_Written tasks:_
• 1. In the Go flood fill review post, by about how much does the author think performance would improve if each node were told where it came from?
• 2. Do these statements agree with the Go flood fill review post? Answer yes or no for each, quoting the deciding words of the post: (a) Performance is the author's main concern. (b) The author began learning Go a few months ago. (c) The channel q is given a buffer size equal to the total length of all rows in the graph.
• 3. Carry the Go flood fill review post forward from where it stops.

_Document section:_
----

# Golang Flood Fill

I started learning Go a few months ago and am trying to shake the rust off after a project took me out of the Go world for several weeks. I'd appreciate a code review on this flood fill algorithm I wrote for practice.

Specifically I'm looking for points on any code I've written that is unidiomatic in Go, and of course any glaring mistakes that my manual testing didn't catch. Performance is a more minor concern. I'm sure I can tell each node where it came from to improve performance by ~25%, but that's more trouble than it's worth for a little practice code.

package fill

type OrderedPair struct {
x, y int
}

var wg sync.WaitGroup

func FloodFill(graph [][]int, origin OrderedPair) []OrderedPair {
val := graph[origin.y][origin.x]
length := 0
for _, row := range graph {
length += len(row)
}
q := make(chan OrderedPair, length)
q <- origin

seen := make(map[OrderedPair]struct{})

for {
select {
case op := <-q:
if _, found := seen[op]; found {
continue
} else {
seen[op] = struct{}{}
}
for _, mods := range [][]int{{-1, 0}, {1, 0}, {0, -1}, {0, 1}} {
go func(xmod, ymod int) {
newx := op.x + xmod
newy := op.y + ymod
if 0 <= newy && newy < len(graph) && 0 <= newx && newx < len(graph[newy]) {
if graph[newy][newx] == val {
q <- OrderedPair{newx, newy}
}
}
wg.Done()
}(mods[0], mods[1])
}
wg.Wait()
default:
result := make([]OrderedPair, 0, len(seen))

----

_Entries provided:_
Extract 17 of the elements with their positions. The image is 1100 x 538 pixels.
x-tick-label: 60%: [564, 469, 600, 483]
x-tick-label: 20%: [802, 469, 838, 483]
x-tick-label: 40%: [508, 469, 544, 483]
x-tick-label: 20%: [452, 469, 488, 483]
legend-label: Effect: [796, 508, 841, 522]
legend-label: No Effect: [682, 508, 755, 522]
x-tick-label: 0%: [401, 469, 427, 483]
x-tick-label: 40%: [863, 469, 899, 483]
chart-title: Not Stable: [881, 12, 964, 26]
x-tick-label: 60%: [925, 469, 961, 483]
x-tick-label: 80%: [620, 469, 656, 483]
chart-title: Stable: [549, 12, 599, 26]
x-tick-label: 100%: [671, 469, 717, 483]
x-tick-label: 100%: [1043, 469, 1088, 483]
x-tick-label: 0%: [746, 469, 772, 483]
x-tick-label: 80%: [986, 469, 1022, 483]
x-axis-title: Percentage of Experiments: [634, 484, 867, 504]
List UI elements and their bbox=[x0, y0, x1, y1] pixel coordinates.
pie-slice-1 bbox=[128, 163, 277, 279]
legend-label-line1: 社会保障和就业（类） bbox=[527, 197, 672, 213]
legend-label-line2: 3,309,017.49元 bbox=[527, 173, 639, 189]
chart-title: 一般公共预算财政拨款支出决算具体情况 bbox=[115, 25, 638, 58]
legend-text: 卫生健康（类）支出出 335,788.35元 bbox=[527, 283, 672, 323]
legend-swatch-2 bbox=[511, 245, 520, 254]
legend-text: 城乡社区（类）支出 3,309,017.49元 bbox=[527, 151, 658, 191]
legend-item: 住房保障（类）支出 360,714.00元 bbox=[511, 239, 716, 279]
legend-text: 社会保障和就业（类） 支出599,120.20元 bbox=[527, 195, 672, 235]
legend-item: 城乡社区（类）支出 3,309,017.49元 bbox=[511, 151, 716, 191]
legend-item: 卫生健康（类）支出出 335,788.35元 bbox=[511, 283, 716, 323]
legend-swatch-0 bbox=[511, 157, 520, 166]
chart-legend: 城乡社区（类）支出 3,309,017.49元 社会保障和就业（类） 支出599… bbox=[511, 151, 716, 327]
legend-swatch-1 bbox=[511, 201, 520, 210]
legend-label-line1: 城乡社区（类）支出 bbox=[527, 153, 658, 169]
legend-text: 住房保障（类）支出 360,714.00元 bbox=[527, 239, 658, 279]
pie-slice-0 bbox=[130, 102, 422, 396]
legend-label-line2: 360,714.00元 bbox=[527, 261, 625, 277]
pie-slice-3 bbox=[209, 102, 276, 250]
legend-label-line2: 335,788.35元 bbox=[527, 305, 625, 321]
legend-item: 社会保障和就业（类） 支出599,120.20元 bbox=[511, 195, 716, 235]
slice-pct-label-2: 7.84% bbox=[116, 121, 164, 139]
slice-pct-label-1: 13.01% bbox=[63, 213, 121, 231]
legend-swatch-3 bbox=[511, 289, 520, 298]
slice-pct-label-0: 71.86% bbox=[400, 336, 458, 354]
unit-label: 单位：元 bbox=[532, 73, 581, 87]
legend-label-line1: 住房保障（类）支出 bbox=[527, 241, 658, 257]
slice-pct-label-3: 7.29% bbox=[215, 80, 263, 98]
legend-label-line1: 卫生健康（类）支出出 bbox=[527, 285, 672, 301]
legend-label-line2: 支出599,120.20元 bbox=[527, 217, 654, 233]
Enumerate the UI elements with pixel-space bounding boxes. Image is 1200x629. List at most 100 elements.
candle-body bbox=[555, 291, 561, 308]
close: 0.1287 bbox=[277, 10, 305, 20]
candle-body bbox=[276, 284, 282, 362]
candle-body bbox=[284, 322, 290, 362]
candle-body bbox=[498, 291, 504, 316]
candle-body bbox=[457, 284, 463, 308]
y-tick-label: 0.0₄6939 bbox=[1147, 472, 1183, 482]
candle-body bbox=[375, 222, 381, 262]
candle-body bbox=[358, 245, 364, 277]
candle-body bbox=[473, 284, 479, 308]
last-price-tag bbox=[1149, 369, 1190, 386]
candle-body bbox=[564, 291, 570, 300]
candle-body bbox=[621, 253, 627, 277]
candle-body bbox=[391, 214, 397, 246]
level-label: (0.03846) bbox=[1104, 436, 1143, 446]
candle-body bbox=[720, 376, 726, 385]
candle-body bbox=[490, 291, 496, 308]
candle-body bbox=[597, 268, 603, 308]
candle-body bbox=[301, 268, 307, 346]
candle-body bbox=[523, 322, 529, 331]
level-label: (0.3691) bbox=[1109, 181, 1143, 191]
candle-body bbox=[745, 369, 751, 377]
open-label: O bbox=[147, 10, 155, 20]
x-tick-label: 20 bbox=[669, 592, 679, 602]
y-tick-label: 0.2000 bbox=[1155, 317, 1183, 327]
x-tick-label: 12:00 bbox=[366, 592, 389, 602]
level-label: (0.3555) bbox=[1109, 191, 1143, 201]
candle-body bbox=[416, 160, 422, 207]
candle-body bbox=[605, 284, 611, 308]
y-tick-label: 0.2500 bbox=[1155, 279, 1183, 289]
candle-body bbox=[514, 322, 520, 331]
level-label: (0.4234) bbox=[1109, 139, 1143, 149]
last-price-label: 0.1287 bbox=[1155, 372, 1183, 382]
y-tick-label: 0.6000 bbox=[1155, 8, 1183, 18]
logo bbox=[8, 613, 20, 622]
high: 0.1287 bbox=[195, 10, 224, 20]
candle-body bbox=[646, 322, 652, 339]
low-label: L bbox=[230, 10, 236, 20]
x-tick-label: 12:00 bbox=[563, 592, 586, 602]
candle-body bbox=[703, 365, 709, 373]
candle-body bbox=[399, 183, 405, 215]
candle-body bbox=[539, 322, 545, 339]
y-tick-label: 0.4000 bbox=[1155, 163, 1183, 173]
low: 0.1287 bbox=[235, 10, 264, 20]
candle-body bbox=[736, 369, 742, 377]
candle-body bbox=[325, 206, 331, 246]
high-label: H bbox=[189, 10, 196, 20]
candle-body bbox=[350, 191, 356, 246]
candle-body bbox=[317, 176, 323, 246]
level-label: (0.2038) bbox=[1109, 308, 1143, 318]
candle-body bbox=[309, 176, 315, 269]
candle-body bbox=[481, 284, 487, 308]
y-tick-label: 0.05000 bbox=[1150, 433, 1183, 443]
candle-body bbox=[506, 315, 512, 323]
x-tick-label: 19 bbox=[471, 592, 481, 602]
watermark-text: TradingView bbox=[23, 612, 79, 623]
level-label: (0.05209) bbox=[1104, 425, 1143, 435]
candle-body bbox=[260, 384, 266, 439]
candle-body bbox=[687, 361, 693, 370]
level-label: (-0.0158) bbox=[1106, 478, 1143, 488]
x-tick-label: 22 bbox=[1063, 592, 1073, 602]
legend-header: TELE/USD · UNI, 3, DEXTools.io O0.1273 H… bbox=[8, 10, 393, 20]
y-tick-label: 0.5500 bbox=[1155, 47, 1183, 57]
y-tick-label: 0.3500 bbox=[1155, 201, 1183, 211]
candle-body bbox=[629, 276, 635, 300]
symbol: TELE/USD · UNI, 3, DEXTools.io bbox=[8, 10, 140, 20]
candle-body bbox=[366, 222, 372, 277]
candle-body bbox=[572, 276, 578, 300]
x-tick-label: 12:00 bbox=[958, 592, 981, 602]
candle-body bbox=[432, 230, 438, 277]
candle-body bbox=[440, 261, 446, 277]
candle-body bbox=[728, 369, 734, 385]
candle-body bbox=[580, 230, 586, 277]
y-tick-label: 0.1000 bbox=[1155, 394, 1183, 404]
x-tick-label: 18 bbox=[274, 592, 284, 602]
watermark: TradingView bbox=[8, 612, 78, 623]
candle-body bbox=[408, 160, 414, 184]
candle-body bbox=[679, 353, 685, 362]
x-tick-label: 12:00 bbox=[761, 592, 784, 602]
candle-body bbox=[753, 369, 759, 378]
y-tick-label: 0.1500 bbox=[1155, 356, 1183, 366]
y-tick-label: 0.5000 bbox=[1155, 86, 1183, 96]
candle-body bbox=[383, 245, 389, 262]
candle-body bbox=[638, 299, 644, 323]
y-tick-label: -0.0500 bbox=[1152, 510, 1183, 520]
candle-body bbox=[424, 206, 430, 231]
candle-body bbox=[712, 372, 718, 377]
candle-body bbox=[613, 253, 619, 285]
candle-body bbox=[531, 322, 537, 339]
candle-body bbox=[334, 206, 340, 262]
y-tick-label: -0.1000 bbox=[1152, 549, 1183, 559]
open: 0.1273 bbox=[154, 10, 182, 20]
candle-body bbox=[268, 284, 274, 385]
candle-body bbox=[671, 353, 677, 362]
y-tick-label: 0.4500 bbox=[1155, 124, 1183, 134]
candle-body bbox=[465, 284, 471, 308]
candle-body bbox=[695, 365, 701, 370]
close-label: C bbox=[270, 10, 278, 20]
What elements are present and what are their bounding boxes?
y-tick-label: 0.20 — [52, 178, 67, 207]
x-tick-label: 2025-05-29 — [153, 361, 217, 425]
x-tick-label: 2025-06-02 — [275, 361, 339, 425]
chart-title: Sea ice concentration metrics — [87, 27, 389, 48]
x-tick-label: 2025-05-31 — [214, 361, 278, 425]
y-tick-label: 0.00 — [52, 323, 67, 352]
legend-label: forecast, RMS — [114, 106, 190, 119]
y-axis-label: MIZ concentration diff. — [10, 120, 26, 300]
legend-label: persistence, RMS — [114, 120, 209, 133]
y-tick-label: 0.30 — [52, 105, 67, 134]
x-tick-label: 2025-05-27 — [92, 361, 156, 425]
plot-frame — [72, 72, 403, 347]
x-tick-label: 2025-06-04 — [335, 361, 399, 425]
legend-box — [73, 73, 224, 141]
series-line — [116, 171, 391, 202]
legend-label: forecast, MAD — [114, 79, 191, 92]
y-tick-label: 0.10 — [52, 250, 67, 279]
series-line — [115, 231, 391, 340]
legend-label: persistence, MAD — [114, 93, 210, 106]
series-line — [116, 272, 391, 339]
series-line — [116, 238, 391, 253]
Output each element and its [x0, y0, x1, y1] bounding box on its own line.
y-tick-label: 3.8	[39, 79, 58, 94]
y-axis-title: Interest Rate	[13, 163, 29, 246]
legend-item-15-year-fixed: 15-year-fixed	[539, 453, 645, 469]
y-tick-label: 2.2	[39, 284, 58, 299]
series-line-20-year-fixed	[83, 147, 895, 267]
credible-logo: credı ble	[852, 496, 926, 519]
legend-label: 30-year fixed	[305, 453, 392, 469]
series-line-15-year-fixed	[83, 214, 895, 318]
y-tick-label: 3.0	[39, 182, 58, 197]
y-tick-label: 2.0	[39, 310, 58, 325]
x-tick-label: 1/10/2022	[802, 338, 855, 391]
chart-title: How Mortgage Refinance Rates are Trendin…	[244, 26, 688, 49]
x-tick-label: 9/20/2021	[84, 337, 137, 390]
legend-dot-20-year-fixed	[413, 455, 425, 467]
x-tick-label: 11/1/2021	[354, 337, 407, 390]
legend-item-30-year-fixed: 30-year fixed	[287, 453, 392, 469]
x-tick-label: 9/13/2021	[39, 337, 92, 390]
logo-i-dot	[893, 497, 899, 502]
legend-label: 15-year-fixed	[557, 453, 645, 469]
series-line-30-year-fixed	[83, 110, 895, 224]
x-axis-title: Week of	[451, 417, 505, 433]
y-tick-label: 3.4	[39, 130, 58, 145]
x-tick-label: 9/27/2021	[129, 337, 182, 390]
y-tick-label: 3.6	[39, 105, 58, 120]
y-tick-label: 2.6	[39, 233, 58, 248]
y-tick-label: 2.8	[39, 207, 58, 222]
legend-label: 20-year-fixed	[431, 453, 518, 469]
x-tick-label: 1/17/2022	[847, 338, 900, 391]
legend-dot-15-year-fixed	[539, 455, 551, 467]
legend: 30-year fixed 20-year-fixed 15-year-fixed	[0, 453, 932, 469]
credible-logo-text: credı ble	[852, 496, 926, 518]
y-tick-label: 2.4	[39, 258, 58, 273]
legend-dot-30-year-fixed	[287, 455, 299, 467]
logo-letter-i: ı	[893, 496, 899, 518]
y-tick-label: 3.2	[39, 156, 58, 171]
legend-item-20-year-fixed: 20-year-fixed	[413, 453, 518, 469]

----

_Final results:_
• 1. By about 25%.

• 2.
(a) No: "Performance is a more minor concern."
(b) Yes: "I started learning Go a few months ago"
(c) Yes: "q := make(chan OrderedPair, length)"

• 3.
for key := range seen {
result = append(result, key)
}
return result
}
}
}


Particularly I'm not a big fan of the

for {
select {
case DO SOMETHING:
// ...
default:
// wrap up the function and return
}
}


I would much rather my default case break me out of the infinite loop so I handle the cleanup and return on the parent level, but it seems a break in a select statement just breaks the select. Any better way to handle that?

I'd also like to generalize the function if possible. Since I'm not using any sort of fuzzy-match and I'm giving back []OrderedPair regardless, I should be able to operate on a graph [][]interface{} but the mechanics of that aren't clear to me (I can't pass in a concrete [][]int or [][]string anymore. Do I have to go through the reflect package? That seems like a pain, but might be out of scope for CR)

• in reality the queue need never be larger than the longest perimeter of points inside the graph (not the area of the graph!), but it seems to me that calculating that would be much harder than just allocating a larger queue that can't be exceeded Mar 22, 2016 at 20:24

Have you tried to benchmark your solution against a simpler non-parallel one?

go-routines are really cheap, but that's relative to real threads. Your use of the go-routines at such a granular level, and the heavy use of the channel as a queue, are bound to be causing all sorts of memory contention.

I suspect that if you just process the whole lot in a single routine, with a simple slice, that things will be a whole lot faster.... and simpler.

So, turn q in to a make([]OrderedPair, 0, length) (a slice with capactiy for possibly everything), and then append flood-candidates to that.

Your seen map should also possibly be a map[OrderedPair]bool instead of map[OrderedPair]struct{}. It makes the logic easier later... instead of:

if _, found := seen[op]; found {
continue


if seen[op] {
continue


Also, there's no reason to have an 'else' clause to that if. The continue breaks the code block scope, so the else is redundant.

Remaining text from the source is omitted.